▸ Quoted text:
-- -- --

Burke-class destroyers also provide anti-aircraft defenses, which require surface-to-air missiles like the RIM-66 Standard SM-2 and the RIM-174 Standard SM-6. It will also need point-defense missiles like the RIM-162 Evolved Sea Sparrow Missile or the RUM-139 Vertical-Launch ASROC for anti-submarine missions. Then, of course, there is the BGM-109 Tomahawk cruise missile.

All of a sudden, 72 SM-3s seem like a bit much for one ship to have. That’s even before one considers the risks of putting all those eggs in one basket. There is the option to spread out the missiles among other ships (either Ticonderoga-class guided-missile cruisers or other Burke-class destroyers), but then each ship has its other missions compromised.

The thing is, the U.S. can turn that around on the Chinese. Imagine if they could develop new ground-based cruise missiles — say, versions of the Tomahawk (or a replacement) for land-attack roles. Base those in South Korea, Vietnam, and Japan, and China would then have a whole new set of problems. In a similar vein, a ground-launched version of the Navy’s AGM-158C based on Palawan Island or near Haiphong would give Chinese ships in the South China Sea something to worry about. That wouldn’t even include the United States having mobile intermediate-range ballistic missiles deployed in the region as well.

The deployment of land-based missiles in Poland, Norway, Romania, and the Baltic states of Estonia, Latvia, and Lithuania could have the same effect on Russia as it does on China — especially with the Navy having a huge shortage of hulls in the water.

The fact is, withdrawing from INF ranks as one of President Trump’s smartest moves. In today’s lawless world, arms-control treaties are increasingly just a sucker’s game that is as effective on the international stage as gun control has been in cities like Chicago and Baltimore.

-- -- --

▸ Listing:

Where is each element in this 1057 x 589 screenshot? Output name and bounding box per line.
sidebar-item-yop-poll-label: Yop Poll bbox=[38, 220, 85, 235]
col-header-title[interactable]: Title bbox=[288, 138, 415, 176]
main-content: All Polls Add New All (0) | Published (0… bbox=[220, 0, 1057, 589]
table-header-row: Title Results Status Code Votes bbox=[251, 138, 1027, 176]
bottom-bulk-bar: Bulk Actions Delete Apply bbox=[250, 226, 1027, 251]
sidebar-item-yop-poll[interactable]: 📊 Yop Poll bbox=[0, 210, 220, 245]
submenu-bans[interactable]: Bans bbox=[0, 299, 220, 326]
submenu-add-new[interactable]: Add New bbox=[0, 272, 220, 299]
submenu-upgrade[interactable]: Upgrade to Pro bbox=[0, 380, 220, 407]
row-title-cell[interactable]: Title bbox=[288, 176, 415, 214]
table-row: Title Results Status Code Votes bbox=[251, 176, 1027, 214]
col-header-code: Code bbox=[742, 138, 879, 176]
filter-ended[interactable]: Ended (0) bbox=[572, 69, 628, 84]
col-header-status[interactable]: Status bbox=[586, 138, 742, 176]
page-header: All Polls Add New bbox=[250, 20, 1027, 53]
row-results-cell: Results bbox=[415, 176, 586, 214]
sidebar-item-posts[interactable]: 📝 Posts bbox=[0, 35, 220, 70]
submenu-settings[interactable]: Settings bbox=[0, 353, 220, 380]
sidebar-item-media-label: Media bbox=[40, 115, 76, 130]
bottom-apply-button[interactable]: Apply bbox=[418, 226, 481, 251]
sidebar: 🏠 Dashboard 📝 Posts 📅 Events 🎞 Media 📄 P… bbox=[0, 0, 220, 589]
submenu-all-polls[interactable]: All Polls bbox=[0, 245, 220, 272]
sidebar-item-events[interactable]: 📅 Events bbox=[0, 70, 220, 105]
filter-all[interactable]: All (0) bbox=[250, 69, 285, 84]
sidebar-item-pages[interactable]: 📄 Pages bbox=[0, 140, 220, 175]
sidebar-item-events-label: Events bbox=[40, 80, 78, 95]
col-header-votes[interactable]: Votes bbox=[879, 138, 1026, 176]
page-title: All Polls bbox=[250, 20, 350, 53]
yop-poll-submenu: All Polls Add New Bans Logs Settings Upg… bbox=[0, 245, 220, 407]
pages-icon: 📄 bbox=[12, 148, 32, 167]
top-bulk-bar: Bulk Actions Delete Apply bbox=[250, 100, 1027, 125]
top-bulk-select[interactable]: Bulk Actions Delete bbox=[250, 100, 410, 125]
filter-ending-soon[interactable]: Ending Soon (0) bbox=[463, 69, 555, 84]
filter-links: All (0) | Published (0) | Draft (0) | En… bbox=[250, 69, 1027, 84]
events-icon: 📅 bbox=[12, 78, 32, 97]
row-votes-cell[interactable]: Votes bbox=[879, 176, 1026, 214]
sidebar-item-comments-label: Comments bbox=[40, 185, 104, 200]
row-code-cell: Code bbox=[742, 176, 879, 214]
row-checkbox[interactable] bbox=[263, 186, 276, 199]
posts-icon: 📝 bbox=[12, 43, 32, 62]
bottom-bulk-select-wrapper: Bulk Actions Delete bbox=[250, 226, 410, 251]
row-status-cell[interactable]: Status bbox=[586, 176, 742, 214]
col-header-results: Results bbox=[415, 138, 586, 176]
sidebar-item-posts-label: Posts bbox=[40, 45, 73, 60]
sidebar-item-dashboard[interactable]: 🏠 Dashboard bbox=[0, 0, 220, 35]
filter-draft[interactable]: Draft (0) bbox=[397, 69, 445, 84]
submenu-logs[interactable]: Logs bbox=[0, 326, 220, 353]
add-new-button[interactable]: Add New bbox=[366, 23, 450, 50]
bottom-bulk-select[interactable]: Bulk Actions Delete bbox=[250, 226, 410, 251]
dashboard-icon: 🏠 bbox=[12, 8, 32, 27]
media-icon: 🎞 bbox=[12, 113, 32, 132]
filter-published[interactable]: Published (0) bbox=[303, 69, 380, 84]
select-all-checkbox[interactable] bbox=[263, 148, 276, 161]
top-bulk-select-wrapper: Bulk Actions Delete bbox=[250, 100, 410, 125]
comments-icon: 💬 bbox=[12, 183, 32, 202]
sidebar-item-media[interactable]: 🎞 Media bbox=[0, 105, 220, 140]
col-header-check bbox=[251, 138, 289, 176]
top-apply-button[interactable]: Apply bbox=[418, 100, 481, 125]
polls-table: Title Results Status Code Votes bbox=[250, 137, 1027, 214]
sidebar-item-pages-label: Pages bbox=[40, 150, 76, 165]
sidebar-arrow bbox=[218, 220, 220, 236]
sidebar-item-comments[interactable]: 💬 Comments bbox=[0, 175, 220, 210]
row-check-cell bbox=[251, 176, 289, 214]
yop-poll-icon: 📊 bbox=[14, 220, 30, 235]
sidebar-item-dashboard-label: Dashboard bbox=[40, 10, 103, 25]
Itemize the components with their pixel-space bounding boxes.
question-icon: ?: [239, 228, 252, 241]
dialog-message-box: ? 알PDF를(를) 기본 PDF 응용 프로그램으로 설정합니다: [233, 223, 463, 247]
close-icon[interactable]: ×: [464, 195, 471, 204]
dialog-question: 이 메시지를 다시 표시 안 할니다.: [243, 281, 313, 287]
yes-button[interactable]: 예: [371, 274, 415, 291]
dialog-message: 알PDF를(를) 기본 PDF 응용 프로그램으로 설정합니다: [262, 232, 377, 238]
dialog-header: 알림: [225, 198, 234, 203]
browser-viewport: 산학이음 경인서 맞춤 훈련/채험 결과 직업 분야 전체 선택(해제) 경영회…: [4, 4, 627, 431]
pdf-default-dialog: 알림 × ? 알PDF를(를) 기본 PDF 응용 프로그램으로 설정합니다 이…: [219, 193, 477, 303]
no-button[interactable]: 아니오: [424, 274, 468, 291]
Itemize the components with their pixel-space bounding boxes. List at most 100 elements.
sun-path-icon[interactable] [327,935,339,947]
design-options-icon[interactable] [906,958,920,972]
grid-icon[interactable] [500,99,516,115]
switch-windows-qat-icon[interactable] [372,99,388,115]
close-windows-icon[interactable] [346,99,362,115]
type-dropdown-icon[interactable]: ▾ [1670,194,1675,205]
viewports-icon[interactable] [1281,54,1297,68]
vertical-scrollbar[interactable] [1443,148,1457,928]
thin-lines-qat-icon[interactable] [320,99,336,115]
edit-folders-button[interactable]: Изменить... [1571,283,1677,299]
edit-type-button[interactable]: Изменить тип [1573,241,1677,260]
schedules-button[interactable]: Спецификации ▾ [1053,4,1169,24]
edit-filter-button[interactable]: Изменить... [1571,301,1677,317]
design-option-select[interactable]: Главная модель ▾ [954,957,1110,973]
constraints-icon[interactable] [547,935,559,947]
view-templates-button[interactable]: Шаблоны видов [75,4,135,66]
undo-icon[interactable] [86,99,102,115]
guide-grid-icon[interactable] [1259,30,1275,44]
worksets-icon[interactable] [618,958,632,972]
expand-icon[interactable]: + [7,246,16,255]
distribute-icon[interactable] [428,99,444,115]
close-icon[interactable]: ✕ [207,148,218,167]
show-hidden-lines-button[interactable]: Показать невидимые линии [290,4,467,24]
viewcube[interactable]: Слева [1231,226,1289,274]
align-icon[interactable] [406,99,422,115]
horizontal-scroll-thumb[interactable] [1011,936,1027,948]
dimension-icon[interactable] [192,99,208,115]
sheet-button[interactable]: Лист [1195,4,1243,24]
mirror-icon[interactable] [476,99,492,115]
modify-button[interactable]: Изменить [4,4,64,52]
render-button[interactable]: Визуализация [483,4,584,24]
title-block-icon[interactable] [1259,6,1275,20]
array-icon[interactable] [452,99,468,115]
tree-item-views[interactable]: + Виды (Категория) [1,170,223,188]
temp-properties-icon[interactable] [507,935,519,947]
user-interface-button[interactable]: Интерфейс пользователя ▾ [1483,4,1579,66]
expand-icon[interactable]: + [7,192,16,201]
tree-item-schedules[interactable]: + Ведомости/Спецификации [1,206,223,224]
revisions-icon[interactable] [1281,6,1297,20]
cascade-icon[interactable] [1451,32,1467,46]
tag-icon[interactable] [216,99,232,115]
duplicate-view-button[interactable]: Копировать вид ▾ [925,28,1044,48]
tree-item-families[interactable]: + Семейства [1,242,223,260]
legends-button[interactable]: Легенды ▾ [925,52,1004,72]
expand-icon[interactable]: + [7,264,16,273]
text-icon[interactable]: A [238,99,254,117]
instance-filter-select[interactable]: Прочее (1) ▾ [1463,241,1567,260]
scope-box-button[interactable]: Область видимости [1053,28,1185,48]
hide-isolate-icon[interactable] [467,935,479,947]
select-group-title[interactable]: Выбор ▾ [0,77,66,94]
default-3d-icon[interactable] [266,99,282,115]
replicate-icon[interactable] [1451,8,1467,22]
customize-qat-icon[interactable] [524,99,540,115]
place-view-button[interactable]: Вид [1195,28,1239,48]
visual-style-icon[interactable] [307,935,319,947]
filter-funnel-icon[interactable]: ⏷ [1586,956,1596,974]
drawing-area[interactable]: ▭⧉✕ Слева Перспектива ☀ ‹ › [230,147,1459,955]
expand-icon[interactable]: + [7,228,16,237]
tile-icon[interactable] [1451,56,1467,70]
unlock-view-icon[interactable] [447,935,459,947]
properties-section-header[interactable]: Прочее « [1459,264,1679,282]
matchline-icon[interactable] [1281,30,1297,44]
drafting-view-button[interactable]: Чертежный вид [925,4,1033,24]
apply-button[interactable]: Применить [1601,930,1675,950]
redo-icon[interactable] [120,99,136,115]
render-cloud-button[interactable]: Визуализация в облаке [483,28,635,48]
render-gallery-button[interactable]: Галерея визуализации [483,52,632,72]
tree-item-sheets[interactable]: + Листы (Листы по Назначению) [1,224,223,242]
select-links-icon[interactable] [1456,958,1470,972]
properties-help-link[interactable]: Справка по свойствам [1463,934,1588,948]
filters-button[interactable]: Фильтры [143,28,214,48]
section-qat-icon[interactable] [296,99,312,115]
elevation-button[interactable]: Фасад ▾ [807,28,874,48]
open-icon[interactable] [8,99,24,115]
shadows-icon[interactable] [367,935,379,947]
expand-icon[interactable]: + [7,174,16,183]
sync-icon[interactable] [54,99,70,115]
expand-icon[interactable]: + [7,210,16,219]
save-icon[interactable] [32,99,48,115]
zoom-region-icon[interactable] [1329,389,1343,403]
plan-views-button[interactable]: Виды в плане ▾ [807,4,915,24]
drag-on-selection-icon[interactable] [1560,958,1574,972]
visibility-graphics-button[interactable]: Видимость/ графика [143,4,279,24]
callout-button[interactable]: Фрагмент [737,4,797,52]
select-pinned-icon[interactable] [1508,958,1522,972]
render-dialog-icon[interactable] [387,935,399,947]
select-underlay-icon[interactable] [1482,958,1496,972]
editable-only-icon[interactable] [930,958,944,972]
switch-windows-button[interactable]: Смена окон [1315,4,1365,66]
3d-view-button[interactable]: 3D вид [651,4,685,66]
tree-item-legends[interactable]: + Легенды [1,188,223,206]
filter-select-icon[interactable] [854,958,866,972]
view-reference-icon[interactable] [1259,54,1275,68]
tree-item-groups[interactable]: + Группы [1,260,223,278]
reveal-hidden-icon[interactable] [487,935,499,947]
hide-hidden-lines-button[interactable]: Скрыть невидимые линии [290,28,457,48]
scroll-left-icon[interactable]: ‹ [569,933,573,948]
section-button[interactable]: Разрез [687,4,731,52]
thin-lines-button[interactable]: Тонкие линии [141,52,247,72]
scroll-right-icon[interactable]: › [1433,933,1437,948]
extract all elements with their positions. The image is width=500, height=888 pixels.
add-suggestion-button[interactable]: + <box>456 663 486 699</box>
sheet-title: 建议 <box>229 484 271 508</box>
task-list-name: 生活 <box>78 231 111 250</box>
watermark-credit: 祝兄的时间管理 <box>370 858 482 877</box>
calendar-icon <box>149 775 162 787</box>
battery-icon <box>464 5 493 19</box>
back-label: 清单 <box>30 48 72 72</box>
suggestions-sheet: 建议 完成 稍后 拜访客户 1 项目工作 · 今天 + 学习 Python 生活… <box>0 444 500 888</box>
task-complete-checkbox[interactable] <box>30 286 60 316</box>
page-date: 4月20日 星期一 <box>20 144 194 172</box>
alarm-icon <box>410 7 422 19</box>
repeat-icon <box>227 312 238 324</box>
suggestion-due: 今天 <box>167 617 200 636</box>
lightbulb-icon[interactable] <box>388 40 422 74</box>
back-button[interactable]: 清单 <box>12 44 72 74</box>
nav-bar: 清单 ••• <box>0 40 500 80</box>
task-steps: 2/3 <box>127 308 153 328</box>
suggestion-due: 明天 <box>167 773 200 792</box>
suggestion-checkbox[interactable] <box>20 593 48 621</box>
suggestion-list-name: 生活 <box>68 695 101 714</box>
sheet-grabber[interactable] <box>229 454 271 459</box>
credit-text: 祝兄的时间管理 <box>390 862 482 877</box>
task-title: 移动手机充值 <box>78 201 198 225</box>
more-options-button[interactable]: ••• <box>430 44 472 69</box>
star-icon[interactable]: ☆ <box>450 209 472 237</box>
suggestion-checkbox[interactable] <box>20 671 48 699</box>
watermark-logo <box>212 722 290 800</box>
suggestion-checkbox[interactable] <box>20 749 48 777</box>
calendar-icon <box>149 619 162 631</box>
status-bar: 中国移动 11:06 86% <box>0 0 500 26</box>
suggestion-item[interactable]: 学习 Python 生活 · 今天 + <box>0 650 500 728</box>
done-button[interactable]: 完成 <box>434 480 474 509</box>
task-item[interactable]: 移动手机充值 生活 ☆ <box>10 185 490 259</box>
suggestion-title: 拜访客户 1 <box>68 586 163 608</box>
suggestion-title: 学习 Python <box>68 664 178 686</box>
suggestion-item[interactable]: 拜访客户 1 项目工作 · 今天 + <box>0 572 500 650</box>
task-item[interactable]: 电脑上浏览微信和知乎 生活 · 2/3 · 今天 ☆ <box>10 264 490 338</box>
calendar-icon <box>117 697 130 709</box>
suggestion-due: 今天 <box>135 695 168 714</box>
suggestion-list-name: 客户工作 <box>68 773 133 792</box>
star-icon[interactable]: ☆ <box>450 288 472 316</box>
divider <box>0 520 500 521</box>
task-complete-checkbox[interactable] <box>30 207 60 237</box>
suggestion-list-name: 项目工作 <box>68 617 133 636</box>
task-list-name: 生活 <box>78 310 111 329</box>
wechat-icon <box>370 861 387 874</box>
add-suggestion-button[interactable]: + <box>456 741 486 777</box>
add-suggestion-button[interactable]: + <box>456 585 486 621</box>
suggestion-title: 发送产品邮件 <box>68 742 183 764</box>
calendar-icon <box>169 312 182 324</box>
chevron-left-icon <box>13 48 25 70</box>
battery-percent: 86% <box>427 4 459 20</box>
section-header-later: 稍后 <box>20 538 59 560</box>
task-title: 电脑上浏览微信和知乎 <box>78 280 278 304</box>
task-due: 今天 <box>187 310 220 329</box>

-- -- --

▸ Task list:
a) Rewrite the passage on missile deployments from the words "The deployment of" through "Chicago and Baltimore.", putting "Finland" where "Poland" appears.
b) In the passage on missile deployments, where could a ground-launched version of the Navy's AGM-158C be based?

▸ Task-by-task answers:
a)
The deployment of land-based missiles in Finland, Norway, Romania, and the Baltic states of Estonia, Latvia, and Lithuania could have the same effect on Russia as it does on China — especially with the Navy having a huge shortage of hulls in the water.

The fact is, withdrawing from INF ranks as one of President Trump’s smartest moves. In today’s lawless world, arms-control treaties are increasingly just a sucker’s game that is as effective on the international stage as gun control has been in cities like Chicago and Baltimore.

b) On Palawan Island or near Haiphong.